==== Dataset ====

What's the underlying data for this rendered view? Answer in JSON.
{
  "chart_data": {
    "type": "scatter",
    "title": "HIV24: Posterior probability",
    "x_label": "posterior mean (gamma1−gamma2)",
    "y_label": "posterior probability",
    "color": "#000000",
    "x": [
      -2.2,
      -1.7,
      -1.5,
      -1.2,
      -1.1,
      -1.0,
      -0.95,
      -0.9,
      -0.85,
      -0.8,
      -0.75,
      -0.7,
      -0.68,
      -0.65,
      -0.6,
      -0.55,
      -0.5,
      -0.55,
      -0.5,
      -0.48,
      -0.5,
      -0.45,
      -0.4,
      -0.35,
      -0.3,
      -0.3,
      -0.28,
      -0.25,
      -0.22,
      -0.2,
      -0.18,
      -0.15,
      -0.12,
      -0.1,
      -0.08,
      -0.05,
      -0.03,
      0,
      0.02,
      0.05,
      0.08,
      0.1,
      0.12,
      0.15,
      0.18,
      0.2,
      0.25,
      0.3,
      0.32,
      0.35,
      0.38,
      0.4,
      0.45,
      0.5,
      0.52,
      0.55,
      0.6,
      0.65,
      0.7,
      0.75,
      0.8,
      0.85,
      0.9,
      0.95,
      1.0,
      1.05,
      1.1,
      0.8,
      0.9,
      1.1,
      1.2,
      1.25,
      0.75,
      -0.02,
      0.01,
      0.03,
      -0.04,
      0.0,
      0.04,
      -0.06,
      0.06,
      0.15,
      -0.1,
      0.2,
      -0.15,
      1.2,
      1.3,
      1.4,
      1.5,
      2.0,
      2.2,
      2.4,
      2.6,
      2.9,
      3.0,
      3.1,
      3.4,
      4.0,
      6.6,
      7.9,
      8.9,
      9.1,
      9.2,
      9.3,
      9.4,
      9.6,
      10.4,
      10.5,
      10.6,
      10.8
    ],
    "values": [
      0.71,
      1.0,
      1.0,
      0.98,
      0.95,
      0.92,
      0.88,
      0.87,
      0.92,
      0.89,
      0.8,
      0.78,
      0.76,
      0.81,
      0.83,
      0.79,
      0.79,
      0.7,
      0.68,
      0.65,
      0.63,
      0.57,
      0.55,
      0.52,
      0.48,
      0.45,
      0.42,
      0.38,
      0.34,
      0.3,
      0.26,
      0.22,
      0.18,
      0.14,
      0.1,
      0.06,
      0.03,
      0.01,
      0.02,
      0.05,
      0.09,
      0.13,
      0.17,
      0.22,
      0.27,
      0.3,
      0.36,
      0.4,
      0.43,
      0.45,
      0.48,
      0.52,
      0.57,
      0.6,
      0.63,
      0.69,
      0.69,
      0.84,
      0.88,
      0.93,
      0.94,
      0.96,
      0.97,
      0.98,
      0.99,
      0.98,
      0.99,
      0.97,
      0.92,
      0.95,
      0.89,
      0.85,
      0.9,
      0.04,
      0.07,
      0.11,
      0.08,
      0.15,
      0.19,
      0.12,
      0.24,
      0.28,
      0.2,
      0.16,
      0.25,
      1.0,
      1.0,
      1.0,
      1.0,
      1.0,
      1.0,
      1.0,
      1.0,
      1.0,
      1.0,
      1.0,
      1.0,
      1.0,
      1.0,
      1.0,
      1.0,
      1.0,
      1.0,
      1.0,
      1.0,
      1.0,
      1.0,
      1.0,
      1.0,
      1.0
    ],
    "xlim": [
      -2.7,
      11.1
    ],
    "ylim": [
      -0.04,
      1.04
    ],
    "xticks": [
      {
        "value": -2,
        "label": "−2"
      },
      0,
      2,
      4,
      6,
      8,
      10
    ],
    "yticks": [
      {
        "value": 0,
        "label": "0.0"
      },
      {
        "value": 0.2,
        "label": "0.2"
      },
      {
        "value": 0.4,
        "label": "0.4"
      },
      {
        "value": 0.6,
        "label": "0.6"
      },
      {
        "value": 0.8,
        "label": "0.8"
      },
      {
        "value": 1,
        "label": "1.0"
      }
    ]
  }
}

====

--- Directions for this task ---
Return every line exactly.

--- Response to this task ---
What's the underlying data for this rendered view? Answer in JSON.
{
  "chart_data": {
    "type": "scatter",
    "title": "HIV24: Posterior probability",
    "x_label": "posterior mean (gamma1−gamma2)",
    "y_label": "posterior probability",
    "color": "#000000",
    "x": [
      -2.2,
      -1.7,
      -1.5,
      -1.2,
      -1.1,
      -1.0,
      -0.95,
      -0.9,
      -0.85,
      -0.8,
      -0.75,
      -0.7,
      -0.68,
      -0.65,
      -0.6,
      -0.55,
      -0.5,
      -0.55,
      -0.5,
      -0.48,
      -0.5,
      -0.45,
      -0.4,
      -0.35,
      -0.3,
      -0.3,
      -0.28,
      -0.25,
      -0.22,
      -0.2,
      -0.18,
      -0.15,
      -0.12,
      -0.1,
      -0.08,
      -0.05,
      -0.03,
      0,
      0.02,
      0.05,
      0.08,
      0.1,
      0.12,
      0.15,
      0.18,
      0.2,
      0.25,
      0.3,
      0.32,
      0.35,
      0.38,
      0.4,
      0.45,
      0.5,
      0.52,
      0.55,
      0.6,
      0.65,
      0.7,
      0.75,
      0.8,
      0.85,
      0.9,
      0.95,
      1.0,
      1.05,
      1.1,
      0.8,
      0.9,
      1.1,
      1.2,
      1.25,
      0.75,
      -0.02,
      0.01,
      0.03,
      -0.04,
      0.0,
      0.04,
      -0.06,
      0.06,
      0.15,
      -0.1,
      0.2,
      -0.15,
      1.2,
      1.3,
      1.4,
      1.5,
      2.0,
      2.2,
      2.4,
      2.6,
      2.9,
      3.0,
      3.1,
      3.4,
      4.0,
      6.6,
      7.9,
      8.9,
      9.1,
      9.2,
      9.3,
      9.4,
      9.6,
      10.4,
      10.5,
      10.6,
      10.8
    ],
    "values": [
      0.71,
      1.0,
      1.0,
      0.98,
      0.95,
      0.92,
      0.88,
      0.87,
      0.92,
      0.89,
      0.8,
      0.78,
      0.76,
      0.81,
      0.83,
      0.79,
      0.79,
      0.7,
      0.68,
      0.65,
      0.63,
      0.57,
      0.55,
      0.52,
      0.48,
      0.45,
      0.42,
      0.38,
      0.34,
      0.3,
      0.26,
      0.22,
      0.18,
      0.14,
      0.1,
      0.06,
      0.03,
      0.01,
      0.02,
      0.05,
      0.09,
      0.13,
      0.17,
      0.22,
      0.27,
      0.3,
      0.36,
      0.4,
      0.43,
      0.45,
      0.48,
      0.52,
      0.57,
      0.6,
      0.63,
      0.69,
      0.69,
      0.84,
      0.88,
      0.93,
      0.94,
      0.96,
      0.97,
      0.98,
      0.99,
      0.98,
      0.99,
      0.97,
      0.92,
      0.95,
      0.89,
      0.85,
      0.9,
      0.04,
      0.07,
      0.11,
      0.08,
      0.15,
      0.19,
      0.12,
      0.24,
      0.28,
      0.2,
      0.16,
      0.25,
      1.0,
      1.0,
      1.0,
      1.0,
      1.0,
      1.0,
      1.0,
      1.0,
      1.0,
      1.0,
      1.0,
      1.0,
      1.0,
      1.0,
      1.0,
      1.0,
      1.0,
      1.0,
      1.0,
      1.0,
      1.0,
      1.0,
      1.0,
      1.0,
      1.0
    ],
    "xlim": [
      -2.7,
      11.1
    ],
    "ylim": [
      -0.04,
      1.04
    ],
    "xticks": [
      {
        "value": -2,
        "label": "−2"
      },
      0,
      2,
      4,
      6,
      8,
      10
    ],
    "yticks": [
      {
        "value": 0,
        "label": "0.0"
      },
      {
        "value": 0.2,
        "label": "0.2"
      },
      {
        "value": 0.4,
        "label": "0.4"
      },
      {
        "value": 0.6,
        "label": "0.6"
      },
      {
        "value": 0.8,
        "label": "0.8"
      },
      {
        "value": 1,
        "label": "1.0"
      }
    ]
  }
}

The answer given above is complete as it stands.